* Exercise input:
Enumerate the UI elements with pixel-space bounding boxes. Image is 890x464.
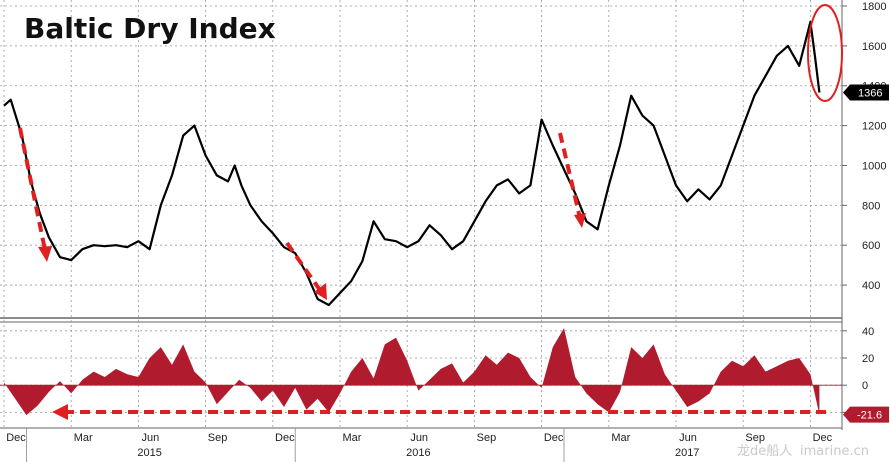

==

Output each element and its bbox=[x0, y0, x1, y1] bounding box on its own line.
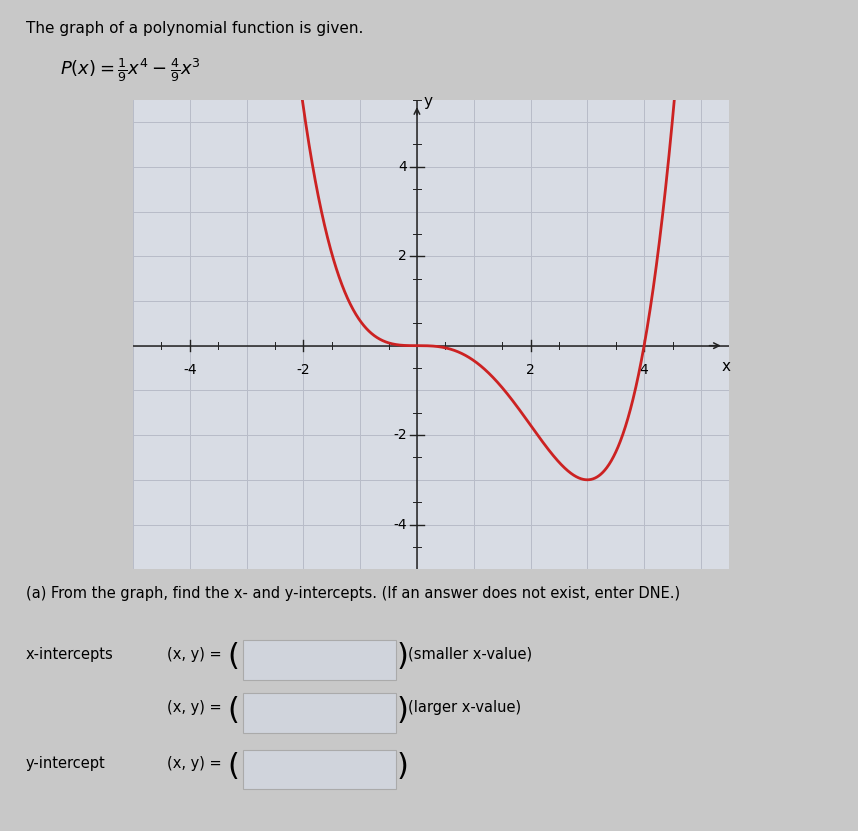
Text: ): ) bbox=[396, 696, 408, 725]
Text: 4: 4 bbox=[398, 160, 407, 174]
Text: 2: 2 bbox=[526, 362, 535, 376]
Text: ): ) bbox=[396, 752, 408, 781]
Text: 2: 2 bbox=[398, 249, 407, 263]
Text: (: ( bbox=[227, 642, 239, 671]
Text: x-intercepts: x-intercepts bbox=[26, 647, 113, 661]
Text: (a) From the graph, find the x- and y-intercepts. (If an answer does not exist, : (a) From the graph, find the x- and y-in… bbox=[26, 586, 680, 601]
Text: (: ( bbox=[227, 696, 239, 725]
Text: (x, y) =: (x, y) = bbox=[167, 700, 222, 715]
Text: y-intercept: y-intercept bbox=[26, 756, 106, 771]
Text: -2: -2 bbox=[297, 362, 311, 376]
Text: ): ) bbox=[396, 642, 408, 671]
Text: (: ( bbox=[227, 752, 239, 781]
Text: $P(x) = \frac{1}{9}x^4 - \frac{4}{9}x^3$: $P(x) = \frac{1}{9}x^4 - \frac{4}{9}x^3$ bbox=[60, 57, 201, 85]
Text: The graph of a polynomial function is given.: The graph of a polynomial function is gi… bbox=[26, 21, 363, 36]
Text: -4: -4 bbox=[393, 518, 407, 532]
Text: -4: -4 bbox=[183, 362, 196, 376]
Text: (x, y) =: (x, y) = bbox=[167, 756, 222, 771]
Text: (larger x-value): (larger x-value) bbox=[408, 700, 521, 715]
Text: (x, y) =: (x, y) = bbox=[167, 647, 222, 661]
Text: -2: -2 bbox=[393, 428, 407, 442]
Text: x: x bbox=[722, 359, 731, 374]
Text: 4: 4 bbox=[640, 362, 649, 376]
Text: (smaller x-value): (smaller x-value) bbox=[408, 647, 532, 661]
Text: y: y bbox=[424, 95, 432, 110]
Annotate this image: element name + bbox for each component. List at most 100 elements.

* Problem requirements:
Could you rewrite the stretch of lines from the one containing "Output each element" through the one containing "Text: (larger x-value): (larger", renaming every "Text" to "Label" and keeping everything else unchanged? Give only those lines, and leave out the pictures.

* Exercise response:
Output each element and its bbox=[x0, y0, x1, y1] bounding box on its own line.
Label: ): ) bbox=[396, 696, 408, 725]
Label: 4: 4 bbox=[398, 160, 407, 174]
Label: 2: 2 bbox=[526, 362, 535, 376]
Label: ): ) bbox=[396, 752, 408, 781]
Label: 2: 2 bbox=[398, 249, 407, 263]
Label: (: ( bbox=[227, 642, 239, 671]
Label: x-intercepts: x-intercepts bbox=[26, 647, 113, 661]
Label: (a) From the graph, find the x- and y-intercepts. (If an answer does not exist, : (a) From the graph, find the x- and y-in… bbox=[26, 586, 680, 601]
Label: (: ( bbox=[227, 696, 239, 725]
Label: (x, y) =: (x, y) = bbox=[167, 700, 222, 715]
Label: y-intercept: y-intercept bbox=[26, 756, 106, 771]
Label: -2: -2 bbox=[297, 362, 311, 376]
Label: ): ) bbox=[396, 642, 408, 671]
Label: (: ( bbox=[227, 752, 239, 781]
Label: $P(x) = \frac{1}{9}x^4 - \frac{4}{9}x^3$: $P(x) = \frac{1}{9}x^4 - \frac{4}{9}x^3$ bbox=[60, 57, 201, 85]
Label: The graph of a polynomial function is given.: The graph of a polynomial function is gi… bbox=[26, 21, 363, 36]
Label: -4: -4 bbox=[393, 518, 407, 532]
Label: -4: -4 bbox=[183, 362, 196, 376]
Label: (x, y) =: (x, y) = bbox=[167, 756, 222, 771]
Label: (larger x-value): (larger x-value) bbox=[408, 700, 521, 715]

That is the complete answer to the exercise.